THE PROBLEM
Go through the records line by line and work out how many lines hold the word "which". Answer with the number only.

====== TASK DATA

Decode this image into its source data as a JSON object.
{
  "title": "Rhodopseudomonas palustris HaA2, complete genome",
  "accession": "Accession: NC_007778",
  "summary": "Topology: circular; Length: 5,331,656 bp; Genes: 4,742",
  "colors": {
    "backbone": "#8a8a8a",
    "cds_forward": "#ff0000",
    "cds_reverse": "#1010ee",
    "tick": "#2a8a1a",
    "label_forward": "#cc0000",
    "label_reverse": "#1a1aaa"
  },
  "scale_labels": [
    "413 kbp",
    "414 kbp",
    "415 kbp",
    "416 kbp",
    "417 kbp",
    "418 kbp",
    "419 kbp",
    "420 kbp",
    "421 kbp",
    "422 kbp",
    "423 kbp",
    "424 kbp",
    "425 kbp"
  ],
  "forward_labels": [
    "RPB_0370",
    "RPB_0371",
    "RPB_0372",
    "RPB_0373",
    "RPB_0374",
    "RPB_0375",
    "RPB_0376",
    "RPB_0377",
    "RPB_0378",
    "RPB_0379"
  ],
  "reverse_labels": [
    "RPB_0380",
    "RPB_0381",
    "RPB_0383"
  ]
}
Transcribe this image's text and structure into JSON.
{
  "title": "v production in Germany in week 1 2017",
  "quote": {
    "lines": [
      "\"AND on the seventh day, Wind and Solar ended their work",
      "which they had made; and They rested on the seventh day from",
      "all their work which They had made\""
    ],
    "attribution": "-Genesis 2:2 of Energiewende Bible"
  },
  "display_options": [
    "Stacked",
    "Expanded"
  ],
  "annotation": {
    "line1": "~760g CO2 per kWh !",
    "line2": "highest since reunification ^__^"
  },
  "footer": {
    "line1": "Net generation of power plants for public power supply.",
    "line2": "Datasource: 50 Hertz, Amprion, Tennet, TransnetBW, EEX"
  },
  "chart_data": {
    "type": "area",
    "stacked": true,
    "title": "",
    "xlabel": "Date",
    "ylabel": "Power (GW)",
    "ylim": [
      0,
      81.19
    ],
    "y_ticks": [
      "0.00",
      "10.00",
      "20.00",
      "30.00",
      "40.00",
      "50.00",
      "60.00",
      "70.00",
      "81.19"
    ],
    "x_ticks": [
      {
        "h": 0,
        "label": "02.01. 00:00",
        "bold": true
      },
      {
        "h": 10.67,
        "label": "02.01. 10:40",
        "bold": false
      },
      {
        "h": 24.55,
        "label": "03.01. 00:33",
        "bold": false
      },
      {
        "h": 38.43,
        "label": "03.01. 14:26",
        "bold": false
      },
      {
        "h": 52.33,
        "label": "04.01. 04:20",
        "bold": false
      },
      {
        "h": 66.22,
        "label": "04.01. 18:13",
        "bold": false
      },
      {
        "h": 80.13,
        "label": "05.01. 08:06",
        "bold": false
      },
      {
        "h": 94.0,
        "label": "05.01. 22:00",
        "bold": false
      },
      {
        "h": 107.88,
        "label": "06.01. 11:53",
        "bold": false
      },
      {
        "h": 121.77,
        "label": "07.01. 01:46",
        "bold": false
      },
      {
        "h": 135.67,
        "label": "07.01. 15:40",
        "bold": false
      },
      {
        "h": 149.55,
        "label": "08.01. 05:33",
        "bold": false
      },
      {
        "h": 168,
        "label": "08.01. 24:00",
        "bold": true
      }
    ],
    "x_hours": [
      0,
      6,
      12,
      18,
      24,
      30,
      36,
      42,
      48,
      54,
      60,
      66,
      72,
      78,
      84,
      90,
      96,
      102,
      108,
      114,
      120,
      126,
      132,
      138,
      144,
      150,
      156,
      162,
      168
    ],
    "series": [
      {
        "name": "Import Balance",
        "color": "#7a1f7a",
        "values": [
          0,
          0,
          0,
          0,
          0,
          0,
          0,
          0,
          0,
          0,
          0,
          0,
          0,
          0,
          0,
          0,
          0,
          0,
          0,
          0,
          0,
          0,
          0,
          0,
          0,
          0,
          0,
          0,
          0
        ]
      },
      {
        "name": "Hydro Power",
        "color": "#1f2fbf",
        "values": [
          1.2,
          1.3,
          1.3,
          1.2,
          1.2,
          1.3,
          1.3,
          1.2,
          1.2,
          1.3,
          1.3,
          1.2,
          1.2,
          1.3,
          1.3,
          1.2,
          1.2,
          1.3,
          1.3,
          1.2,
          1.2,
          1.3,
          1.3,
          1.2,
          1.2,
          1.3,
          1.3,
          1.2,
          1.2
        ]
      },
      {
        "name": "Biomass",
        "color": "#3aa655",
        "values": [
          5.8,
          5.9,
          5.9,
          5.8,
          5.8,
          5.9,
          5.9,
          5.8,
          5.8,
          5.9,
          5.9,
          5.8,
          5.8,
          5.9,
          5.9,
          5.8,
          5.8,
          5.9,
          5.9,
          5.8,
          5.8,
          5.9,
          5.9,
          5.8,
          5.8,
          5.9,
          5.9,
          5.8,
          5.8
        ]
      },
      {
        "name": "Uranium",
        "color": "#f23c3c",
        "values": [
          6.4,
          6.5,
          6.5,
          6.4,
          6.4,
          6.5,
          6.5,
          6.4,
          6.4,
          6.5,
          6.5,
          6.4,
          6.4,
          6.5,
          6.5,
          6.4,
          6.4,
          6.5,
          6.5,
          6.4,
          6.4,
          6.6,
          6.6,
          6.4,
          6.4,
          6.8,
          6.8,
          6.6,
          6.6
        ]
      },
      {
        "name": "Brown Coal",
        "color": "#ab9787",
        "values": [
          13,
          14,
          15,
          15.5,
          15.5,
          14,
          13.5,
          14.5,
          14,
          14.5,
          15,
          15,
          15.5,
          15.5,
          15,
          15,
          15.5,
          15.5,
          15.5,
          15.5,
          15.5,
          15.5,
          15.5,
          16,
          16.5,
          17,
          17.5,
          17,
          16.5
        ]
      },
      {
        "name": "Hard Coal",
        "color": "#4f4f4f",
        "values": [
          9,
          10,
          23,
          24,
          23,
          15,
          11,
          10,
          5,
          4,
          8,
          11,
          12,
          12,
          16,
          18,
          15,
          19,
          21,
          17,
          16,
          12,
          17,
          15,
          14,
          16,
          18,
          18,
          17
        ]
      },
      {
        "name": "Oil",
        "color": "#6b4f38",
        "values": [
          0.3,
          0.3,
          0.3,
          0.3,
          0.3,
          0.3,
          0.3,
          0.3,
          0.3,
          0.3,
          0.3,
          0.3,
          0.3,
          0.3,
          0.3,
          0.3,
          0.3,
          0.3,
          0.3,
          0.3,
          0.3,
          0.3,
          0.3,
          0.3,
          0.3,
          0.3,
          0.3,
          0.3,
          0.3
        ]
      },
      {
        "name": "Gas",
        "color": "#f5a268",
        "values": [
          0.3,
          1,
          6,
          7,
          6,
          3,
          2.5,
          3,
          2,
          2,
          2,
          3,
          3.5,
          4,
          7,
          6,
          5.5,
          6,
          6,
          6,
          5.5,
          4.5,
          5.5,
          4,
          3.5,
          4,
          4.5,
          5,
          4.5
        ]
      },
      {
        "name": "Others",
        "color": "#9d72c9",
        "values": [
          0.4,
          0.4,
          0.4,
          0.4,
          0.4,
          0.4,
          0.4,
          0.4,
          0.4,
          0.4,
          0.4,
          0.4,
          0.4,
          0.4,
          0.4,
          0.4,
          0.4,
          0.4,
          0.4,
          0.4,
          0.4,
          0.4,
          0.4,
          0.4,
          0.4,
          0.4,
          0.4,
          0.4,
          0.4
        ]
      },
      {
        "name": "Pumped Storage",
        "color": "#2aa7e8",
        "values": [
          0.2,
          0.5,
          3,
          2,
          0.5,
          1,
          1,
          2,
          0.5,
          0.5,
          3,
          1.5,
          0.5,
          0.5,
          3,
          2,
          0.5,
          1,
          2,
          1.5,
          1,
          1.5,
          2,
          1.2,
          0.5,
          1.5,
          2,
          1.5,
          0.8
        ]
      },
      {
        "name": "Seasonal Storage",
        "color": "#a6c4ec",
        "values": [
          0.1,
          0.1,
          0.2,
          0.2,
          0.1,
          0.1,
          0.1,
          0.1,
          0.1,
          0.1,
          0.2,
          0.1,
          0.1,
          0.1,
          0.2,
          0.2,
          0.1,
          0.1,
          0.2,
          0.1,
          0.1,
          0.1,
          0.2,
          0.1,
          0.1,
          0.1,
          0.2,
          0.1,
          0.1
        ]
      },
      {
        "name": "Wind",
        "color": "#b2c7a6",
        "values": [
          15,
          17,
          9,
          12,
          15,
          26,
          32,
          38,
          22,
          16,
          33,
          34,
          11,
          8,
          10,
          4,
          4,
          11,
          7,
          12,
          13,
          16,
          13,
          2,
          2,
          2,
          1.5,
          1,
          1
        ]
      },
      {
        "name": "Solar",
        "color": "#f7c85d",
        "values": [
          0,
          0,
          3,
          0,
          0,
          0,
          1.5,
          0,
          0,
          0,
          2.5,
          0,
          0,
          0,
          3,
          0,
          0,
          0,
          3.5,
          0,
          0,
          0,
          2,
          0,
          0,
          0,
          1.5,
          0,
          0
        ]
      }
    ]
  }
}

============

RESPONSE TO THIS TASK
2